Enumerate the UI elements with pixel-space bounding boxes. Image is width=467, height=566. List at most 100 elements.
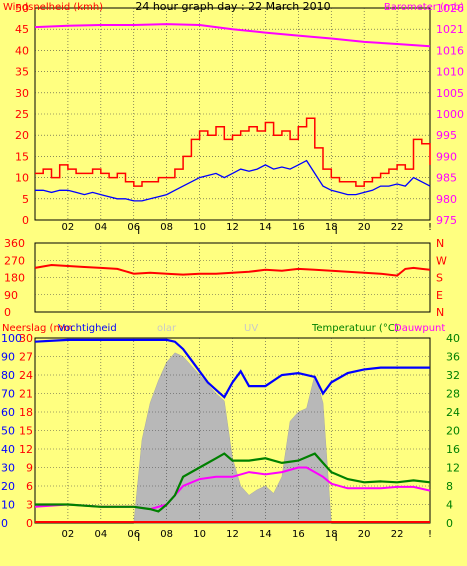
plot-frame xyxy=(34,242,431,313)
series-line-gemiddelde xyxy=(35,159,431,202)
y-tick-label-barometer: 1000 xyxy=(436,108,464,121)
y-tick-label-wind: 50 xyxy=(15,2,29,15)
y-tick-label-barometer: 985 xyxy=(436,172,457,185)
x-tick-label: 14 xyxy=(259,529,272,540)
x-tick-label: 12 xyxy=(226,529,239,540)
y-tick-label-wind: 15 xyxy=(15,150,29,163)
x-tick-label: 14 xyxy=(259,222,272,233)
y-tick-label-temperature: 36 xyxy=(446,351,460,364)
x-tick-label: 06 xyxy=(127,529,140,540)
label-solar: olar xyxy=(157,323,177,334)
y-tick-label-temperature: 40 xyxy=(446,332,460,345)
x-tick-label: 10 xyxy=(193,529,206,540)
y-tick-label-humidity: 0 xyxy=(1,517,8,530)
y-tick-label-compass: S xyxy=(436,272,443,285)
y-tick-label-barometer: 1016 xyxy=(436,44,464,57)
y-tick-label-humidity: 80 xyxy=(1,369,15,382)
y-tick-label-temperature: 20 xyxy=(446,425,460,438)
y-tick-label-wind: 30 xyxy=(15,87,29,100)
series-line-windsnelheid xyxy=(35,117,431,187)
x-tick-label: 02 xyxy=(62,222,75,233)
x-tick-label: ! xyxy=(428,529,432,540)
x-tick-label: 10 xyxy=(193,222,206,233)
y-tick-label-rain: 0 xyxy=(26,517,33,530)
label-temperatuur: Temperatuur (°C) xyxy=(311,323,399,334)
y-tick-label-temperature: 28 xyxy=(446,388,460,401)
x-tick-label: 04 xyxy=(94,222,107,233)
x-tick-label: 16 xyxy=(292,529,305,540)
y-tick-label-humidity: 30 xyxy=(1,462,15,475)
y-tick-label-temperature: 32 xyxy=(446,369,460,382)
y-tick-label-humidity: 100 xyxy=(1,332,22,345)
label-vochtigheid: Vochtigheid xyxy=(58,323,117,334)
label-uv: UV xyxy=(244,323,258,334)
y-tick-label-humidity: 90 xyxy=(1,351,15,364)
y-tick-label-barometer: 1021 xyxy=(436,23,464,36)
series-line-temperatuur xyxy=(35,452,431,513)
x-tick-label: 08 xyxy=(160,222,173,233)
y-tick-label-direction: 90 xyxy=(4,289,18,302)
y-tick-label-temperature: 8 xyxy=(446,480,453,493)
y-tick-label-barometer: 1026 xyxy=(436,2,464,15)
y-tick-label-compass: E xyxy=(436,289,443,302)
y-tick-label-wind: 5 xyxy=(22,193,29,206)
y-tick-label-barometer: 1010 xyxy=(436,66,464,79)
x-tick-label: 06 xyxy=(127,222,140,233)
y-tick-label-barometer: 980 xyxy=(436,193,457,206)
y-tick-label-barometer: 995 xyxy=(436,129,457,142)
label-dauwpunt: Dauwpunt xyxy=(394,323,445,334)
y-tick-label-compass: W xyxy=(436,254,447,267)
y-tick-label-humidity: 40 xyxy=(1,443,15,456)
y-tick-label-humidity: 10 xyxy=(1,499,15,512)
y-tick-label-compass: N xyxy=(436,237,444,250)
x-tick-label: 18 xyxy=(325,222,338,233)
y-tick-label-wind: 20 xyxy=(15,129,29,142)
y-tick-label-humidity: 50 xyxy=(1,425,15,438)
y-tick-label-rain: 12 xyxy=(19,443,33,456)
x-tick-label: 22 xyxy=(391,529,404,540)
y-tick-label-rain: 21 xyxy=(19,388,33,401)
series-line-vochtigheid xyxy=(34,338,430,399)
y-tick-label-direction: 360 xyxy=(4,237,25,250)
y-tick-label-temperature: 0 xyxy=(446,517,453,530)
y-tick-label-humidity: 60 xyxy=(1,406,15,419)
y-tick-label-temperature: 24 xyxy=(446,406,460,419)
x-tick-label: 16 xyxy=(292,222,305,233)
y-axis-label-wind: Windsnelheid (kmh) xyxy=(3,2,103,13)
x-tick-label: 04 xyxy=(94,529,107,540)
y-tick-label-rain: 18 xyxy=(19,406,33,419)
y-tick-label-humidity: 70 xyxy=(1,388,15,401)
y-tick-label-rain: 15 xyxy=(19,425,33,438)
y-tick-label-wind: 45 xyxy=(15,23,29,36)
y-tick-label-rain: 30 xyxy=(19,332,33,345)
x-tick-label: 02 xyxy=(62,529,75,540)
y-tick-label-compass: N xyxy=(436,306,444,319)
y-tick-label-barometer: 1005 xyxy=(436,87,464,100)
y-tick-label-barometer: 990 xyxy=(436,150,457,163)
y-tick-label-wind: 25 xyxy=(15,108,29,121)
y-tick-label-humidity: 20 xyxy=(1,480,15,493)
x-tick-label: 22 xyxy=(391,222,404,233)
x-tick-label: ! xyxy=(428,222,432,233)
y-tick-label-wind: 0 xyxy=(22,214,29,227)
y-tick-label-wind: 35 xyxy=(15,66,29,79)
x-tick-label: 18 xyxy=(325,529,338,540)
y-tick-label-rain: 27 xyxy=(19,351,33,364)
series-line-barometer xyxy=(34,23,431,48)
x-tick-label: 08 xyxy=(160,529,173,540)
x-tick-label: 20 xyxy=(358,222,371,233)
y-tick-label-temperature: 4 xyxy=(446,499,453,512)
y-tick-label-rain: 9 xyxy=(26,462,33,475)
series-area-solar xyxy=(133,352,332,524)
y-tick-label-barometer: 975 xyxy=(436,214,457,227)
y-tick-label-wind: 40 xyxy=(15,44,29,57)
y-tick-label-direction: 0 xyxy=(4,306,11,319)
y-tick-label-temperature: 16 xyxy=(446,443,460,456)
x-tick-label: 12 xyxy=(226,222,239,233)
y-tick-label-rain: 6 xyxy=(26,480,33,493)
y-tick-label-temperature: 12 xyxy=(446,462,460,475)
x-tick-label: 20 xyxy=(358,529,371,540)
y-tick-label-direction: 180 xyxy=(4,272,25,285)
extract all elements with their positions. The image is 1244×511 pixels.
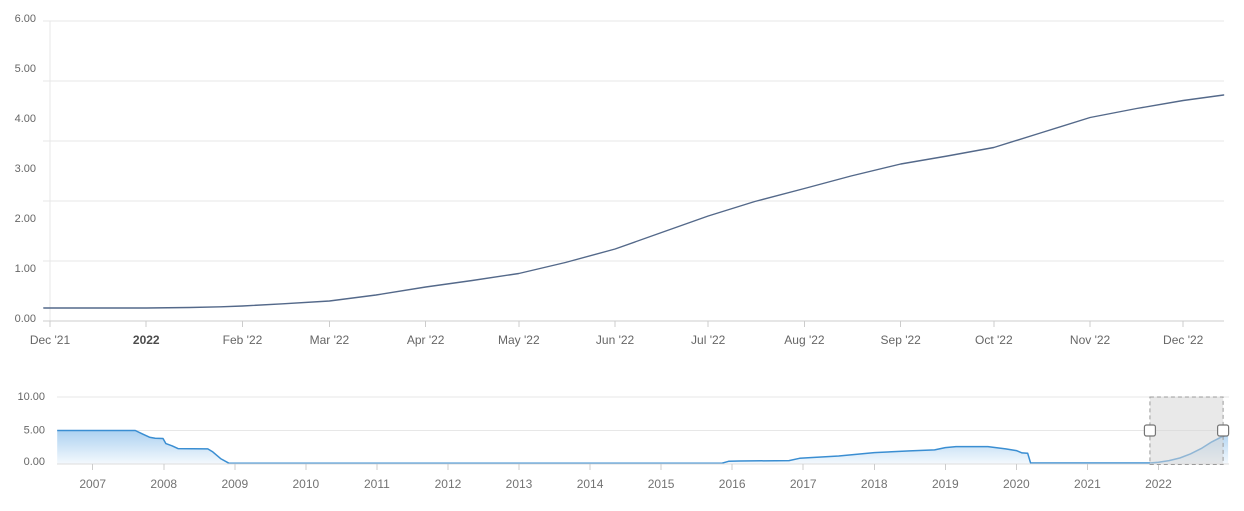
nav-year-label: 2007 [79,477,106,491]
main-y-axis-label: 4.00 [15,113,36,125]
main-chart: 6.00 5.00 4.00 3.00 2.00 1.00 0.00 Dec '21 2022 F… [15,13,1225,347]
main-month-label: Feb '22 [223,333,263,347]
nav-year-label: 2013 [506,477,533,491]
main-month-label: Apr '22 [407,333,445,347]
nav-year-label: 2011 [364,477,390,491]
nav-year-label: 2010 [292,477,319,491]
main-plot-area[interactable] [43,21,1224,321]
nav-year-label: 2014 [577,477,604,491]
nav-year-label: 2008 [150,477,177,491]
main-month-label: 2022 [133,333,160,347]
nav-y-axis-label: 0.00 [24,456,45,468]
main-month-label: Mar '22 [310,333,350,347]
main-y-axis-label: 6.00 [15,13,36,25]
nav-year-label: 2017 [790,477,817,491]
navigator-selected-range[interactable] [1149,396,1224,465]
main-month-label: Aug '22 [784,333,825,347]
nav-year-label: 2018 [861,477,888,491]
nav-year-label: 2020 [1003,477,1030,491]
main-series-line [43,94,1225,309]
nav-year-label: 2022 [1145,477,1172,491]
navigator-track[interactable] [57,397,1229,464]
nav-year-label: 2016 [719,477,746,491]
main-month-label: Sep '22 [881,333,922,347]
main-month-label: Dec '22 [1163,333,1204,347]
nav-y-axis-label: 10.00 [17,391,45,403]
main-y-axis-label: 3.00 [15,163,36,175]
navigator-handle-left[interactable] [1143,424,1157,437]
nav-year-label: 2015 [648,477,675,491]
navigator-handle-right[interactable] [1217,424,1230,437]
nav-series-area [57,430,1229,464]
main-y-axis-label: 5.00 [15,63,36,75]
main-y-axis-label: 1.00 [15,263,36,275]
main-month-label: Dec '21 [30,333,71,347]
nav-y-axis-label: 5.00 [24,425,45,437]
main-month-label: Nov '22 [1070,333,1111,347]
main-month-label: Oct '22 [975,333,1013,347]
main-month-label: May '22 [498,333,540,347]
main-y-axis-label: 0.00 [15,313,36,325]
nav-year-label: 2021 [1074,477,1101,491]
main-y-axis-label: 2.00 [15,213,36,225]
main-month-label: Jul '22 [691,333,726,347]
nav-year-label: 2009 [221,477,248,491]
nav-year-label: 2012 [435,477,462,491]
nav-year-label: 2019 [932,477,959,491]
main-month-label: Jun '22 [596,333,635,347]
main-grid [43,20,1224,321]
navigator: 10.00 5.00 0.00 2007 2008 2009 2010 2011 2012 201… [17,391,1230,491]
+---+
DO THIS>
Can you put the rows into a numbered list, beginning at the row that has "nav-year-label: 2007 [79,477,106,491]" and stopping after the row that has "main-month-label: Jun '22 [596,333,635,347]", with any blank lines left out?

RESPONSE>
1. nav-year-label: 2007 [79,477,106,491]
2. main-y-axis-label: 4.00 [15,113,36,125]
3. main-chart: 6.00 5.00 4.00 3.00 2.00 1.00 0.00 Dec '21 2022 F… [15,13,1225,347]
4. main-month-label: Feb '22 [223,333,263,347]
5. nav-year-label: 2013 [506,477,533,491]
6. main-month-label: Apr '22 [407,333,445,347]
7. nav-year-label: 2011 [364,477,390,491]
8. nav-year-label: 2010 [292,477,319,491]
9. main-plot-area[interactable] [43,21,1224,321]
10. nav-year-label: 2014 [577,477,604,491]
11. nav-year-label: 2008 [150,477,177,491]
12. main-month-label: 2022 [133,333,160,347]
13. nav-y-axis-label: 0.00 [24,456,45,468]
14. main-month-label: Mar '22 [310,333,350,347]
15. main-y-axis-label: 6.00 [15,13,36,25]
16. nav-year-label: 2017 [790,477,817,491]
17. navigator-selected-range[interactable] [1149,396,1224,465]
18. main-month-label: Aug '22 [784,333,825,347]
19. nav-year-label: 2018 [861,477,888,491]
20. nav-year-label: 2020 [1003,477,1030,491]
21. main-series-line [43,94,1225,309]
22. nav-year-label: 2022 [1145,477,1172,491]
23. navigator-track[interactable] [57,397,1229,464]
24. nav-year-label: 2016 [719,477,746,491]
25. main-month-label: Sep '22 [881,333,922,347]
26. main-month-label: Dec '22 [1163,333,1204,347]
27. nav-y-axis-label: 10.00 [17,391,45,403]
28. main-y-axis-label: 3.00 [15,163,36,175]
29. navigator-handle-left[interactable] [1143,424,1157,437]
30. nav-year-label: 2015 [648,477,675,491]
31. navigator-handle-right[interactable] [1217,424,1230,437]
32. nav-series-area [57,430,1229,464]
33. main-y-axis-label: 5.00 [15,63,36,75]
34. main-y-axis-label: 1.00 [15,263,36,275]
35. main-month-label: Dec '21 [30,333,71,347]
36. nav-y-axis-label: 5.00 [24,425,45,437]
37. main-month-label: Nov '22 [1070,333,1111,347]
38. main-month-label: Oct '22 [975,333,1013,347]
39. main-month-label: May '22 [498,333,540,347]
40. main-y-axis-label: 0.00 [15,313,36,325]
41. nav-year-label: 2021 [1074,477,1101,491]
42. main-y-axis-label: 2.00 [15,213,36,225]
43. main-month-label: Jul '22 [691,333,726,347]
44. nav-year-label: 2009 [221,477,248,491]
45. nav-year-label: 2012 [435,477,462,491]
46. nav-year-label: 2019 [932,477,959,491]
47. main-month-label: Jun '22 [596,333,635,347]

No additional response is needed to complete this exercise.